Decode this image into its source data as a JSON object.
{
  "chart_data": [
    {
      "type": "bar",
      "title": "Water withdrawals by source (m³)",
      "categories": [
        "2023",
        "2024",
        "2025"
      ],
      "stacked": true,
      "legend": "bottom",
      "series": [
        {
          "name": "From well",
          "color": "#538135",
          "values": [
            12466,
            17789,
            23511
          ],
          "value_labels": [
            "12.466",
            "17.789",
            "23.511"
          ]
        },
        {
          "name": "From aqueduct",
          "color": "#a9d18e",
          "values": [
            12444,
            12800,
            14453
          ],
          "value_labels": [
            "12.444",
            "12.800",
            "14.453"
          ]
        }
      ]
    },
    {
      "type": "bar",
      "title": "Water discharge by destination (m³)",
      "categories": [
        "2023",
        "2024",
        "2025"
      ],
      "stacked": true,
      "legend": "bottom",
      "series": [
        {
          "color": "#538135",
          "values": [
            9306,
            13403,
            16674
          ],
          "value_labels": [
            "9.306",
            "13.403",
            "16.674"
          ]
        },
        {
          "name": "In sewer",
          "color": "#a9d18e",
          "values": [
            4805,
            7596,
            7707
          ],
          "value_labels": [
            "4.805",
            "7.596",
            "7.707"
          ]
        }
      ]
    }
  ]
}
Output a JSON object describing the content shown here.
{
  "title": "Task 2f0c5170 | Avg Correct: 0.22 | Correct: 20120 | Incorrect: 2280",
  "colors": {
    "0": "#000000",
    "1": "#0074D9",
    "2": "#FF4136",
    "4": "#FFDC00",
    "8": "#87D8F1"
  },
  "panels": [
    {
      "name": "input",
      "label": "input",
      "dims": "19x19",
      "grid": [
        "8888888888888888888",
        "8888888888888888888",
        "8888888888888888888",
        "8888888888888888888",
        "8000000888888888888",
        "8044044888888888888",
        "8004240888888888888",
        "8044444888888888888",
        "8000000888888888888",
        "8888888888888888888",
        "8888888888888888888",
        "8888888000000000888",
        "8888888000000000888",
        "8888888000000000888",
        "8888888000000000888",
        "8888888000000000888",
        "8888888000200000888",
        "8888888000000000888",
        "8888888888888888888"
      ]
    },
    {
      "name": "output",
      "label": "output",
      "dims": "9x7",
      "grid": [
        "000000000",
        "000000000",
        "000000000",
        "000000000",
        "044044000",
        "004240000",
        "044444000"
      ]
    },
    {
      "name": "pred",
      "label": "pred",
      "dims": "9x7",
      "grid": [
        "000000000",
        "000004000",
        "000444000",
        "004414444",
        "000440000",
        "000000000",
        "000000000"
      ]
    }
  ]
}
□ □ □ □
§ **PROBLEM DESCRIPTION**:
Every line of the data above should be copied exactly.

§ **CORRECT RESULT**:
Decode this image into its source data as a JSON object.
{
  "chart_data": [
    {
      "type": "bar",
      "title": "Water withdrawals by source (m³)",
      "categories": [
        "2023",
        "2024",
        "2025"
      ],
      "stacked": true,
      "legend": "bottom",
      "series": [
        {
          "name": "From well",
          "color": "#538135",
          "values": [
            12466,
            17789,
            23511
          ],
          "value_labels": [
            "12.466",
            "17.789",
            "23.511"
          ]
        },
        {
          "name": "From aqueduct",
          "color": "#a9d18e",
          "values": [
            12444,
            12800,
            14453
          ],
          "value_labels": [
            "12.444",
            "12.800",
            "14.453"
          ]
        }
      ]
    },
    {
      "type": "bar",
      "title": "Water discharge by destination (m³)",
      "categories": [
        "2023",
        "2024",
        "2025"
      ],
      "stacked": true,
      "legend": "bottom",
      "series": [
        {
          "color": "#538135",
          "values": [
            9306,
            13403,
            16674
          ],
          "value_labels": [
            "9.306",
            "13.403",
            "16.674"
          ]
        },
        {
          "name": "In sewer",
          "color": "#a9d18e",
          "values": [
            4805,
            7596,
            7707
          ],
          "value_labels": [
            "4.805",
            "7.596",
            "7.707"
          ]
        }
      ]
    }
  ]
}
Output a JSON object describing the content shown here.
{
  "title": "Task 2f0c5170 | Avg Correct: 0.22 | Correct: 20120 | Incorrect: 2280",
  "colors": {
    "0": "#000000",
    "1": "#0074D9",
    "2": "#FF4136",
    "4": "#FFDC00",
    "8": "#87D8F1"
  },
  "panels": [
    {
      "name": "input",
      "label": "input",
      "dims": "19x19",
      "grid": [
        "8888888888888888888",
        "8888888888888888888",
        "8888888888888888888",
        "8888888888888888888",
        "8000000888888888888",
        "8044044888888888888",
        "8004240888888888888",
        "8044444888888888888",
        "8000000888888888888",
        "8888888888888888888",
        "8888888888888888888",
        "8888888000000000888",
        "8888888000000000888",
        "8888888000000000888",
        "8888888000000000888",
        "8888888000000000888",
        "8888888000200000888",
        "8888888000000000888",
        "8888888888888888888"
      ]
    },
    {
      "name": "output",
      "label": "output",
      "dims": "9x7",
      "grid": [
        "000000000",
        "000000000",
        "000000000",
        "000000000",
        "044044000",
        "004240000",
        "044444000"
      ]
    },
    {
      "name": "pred",
      "label": "pred",
      "dims": "9x7",
      "grid": [
        "000000000",
        "000004000",
        "000444000",
        "004414444",
        "000440000",
        "000000000",
        "000000000"
      ]
    }
  ]
}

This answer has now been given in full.